_What you will do_: Filter the records below for the word "title". Copy each line that holds it.
[BEGIN]
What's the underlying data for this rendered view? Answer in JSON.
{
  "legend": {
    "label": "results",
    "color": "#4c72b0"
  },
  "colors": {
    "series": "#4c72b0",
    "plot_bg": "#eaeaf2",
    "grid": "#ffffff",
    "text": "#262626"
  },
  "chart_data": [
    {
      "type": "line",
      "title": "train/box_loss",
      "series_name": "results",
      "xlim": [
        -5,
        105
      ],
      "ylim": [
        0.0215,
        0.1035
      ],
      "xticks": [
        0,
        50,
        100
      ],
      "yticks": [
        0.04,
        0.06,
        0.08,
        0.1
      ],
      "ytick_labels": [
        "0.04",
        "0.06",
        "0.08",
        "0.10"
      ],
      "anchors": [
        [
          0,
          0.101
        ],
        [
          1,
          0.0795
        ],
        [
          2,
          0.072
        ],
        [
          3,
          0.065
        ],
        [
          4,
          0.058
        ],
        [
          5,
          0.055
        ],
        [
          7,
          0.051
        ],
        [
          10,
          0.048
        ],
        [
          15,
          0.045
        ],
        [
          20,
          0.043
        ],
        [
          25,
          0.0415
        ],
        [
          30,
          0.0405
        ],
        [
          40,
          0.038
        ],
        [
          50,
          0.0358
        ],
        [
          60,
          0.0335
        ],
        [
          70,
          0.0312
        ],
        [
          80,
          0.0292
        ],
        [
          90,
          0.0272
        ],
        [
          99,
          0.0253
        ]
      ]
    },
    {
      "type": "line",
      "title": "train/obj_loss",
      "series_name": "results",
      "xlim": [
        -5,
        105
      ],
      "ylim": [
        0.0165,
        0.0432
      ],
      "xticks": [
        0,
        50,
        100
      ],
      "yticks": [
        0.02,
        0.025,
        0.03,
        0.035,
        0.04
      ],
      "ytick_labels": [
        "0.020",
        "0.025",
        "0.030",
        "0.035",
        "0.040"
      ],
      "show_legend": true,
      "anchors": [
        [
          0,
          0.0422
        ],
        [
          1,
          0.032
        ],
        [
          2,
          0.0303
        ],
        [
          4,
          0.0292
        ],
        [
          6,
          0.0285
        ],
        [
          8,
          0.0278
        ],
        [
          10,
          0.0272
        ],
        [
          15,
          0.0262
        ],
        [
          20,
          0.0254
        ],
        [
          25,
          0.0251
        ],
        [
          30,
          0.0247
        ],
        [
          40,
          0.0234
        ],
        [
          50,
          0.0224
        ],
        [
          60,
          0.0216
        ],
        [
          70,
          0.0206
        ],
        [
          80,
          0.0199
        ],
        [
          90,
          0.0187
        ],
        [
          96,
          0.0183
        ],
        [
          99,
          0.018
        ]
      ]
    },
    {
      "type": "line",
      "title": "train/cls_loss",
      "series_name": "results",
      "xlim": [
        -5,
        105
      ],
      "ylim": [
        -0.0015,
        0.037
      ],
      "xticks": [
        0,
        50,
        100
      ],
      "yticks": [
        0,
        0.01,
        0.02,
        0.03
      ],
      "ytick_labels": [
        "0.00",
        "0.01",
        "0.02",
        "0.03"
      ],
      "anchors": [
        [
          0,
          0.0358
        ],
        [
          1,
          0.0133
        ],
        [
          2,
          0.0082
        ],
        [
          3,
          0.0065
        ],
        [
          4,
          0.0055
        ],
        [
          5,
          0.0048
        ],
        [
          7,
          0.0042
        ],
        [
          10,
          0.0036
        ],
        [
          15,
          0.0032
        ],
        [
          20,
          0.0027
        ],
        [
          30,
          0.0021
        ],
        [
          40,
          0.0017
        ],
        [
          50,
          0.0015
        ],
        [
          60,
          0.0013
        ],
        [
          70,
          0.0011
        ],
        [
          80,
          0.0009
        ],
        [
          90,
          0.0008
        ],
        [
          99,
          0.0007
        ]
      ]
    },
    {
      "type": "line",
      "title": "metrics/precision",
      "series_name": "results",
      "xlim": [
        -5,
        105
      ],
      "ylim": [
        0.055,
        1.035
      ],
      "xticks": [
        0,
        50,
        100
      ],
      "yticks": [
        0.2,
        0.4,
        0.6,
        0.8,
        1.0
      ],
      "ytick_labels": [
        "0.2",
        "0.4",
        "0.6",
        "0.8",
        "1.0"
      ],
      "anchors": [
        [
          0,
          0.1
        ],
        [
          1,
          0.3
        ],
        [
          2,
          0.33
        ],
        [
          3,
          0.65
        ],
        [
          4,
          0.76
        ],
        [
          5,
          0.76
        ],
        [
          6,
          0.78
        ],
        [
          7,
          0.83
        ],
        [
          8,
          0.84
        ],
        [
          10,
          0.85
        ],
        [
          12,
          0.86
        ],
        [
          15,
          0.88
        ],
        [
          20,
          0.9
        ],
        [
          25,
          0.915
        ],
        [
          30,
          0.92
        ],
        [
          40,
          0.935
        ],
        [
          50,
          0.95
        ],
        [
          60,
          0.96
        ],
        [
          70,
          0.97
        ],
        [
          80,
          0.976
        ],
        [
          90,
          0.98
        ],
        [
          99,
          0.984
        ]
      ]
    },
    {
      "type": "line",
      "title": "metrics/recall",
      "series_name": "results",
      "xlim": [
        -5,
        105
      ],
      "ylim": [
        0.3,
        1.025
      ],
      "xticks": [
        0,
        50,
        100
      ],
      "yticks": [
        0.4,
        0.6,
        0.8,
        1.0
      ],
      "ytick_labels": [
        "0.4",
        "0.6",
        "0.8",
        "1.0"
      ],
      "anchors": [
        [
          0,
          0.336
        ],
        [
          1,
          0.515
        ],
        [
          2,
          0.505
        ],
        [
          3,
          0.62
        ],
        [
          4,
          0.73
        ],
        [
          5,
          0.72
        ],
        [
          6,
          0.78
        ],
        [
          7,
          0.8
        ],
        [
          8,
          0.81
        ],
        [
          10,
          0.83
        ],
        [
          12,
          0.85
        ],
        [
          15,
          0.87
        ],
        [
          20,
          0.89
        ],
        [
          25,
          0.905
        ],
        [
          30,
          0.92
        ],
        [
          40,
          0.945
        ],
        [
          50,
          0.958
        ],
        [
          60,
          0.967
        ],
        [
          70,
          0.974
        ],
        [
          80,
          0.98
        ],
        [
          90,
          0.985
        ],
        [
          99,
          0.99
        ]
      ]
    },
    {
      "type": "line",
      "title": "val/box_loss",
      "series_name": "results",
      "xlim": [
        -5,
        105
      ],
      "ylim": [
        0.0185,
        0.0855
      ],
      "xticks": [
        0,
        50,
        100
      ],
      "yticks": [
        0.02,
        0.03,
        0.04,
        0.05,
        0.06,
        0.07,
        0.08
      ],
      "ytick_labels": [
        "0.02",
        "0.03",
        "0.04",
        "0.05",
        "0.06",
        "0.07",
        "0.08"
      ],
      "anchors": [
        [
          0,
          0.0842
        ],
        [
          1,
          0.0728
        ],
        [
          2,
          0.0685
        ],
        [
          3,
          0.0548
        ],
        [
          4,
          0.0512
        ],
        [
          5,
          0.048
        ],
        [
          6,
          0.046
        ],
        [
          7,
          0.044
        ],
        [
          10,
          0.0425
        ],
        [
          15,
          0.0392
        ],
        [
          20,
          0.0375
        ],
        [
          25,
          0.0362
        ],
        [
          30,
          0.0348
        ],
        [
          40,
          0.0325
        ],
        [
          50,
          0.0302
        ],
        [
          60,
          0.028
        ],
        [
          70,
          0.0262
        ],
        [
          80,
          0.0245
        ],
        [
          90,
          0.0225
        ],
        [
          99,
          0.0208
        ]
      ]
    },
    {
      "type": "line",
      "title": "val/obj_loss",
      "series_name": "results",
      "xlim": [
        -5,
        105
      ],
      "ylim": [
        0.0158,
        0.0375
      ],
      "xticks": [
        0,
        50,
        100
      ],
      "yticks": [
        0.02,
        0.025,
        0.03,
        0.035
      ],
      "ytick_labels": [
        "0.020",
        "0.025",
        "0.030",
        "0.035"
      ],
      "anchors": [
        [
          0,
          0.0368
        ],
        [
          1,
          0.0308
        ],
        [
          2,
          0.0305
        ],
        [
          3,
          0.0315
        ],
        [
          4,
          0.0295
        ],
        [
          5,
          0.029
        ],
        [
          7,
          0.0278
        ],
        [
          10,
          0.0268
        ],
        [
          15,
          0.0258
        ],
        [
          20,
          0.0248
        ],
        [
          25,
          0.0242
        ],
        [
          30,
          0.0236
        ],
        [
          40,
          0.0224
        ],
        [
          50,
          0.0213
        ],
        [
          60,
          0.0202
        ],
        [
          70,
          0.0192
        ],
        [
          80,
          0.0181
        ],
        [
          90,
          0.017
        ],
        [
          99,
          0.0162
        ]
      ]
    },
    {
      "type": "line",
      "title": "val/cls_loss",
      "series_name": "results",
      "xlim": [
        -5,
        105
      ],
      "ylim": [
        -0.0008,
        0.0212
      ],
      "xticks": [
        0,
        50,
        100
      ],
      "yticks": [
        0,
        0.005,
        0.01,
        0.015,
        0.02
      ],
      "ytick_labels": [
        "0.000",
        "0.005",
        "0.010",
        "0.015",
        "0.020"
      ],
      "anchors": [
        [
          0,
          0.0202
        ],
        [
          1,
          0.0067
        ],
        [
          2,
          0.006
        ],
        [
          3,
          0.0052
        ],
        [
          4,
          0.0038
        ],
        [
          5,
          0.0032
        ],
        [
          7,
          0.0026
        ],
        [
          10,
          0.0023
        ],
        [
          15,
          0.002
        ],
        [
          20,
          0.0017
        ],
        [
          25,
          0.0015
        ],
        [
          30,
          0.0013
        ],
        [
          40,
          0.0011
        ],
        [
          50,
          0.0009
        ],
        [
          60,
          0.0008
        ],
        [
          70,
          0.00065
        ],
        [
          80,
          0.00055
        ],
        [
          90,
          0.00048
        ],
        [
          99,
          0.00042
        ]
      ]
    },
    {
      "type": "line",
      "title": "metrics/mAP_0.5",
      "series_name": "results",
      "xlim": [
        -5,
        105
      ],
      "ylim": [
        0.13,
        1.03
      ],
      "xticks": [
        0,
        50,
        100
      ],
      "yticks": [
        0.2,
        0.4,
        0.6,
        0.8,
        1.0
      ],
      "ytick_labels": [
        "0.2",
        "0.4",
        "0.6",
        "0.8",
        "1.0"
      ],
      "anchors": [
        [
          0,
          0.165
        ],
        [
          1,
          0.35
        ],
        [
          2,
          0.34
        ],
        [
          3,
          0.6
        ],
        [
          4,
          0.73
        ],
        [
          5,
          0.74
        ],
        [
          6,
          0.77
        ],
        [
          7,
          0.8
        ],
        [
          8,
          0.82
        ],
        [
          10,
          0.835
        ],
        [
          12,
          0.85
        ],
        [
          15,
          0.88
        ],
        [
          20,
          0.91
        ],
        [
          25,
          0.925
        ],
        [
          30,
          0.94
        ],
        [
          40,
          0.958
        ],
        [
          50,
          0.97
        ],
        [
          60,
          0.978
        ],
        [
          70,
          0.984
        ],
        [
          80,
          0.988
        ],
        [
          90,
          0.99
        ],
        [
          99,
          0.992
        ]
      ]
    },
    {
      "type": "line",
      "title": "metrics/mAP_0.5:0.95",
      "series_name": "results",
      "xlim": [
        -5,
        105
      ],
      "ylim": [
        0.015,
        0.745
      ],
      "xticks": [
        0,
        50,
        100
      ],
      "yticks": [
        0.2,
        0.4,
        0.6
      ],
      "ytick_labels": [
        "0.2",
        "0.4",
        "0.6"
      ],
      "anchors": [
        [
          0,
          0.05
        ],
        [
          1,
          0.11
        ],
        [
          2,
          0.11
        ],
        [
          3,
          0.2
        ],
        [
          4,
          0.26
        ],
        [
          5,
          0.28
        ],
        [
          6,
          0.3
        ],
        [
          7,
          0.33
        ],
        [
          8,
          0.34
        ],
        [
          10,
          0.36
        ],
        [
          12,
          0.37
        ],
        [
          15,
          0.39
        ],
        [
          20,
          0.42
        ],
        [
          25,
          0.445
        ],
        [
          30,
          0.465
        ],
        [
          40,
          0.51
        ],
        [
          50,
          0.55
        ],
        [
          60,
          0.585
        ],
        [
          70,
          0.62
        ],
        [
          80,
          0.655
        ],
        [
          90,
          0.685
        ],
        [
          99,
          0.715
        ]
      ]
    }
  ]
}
[END]
_Complete output_:
      "title": "train/box_loss",
      "title": "train/obj_loss",
      "title": "train/cls_loss",
      "title": "metrics/precision",
      "title": "metrics/recall",
      "title": "val/box_loss",
      "title": "val/obj_loss",
      "title": "val/cls_loss",
      "title": "metrics/mAP_0.5",
      "title": "metrics/mAP_0.5:0.95",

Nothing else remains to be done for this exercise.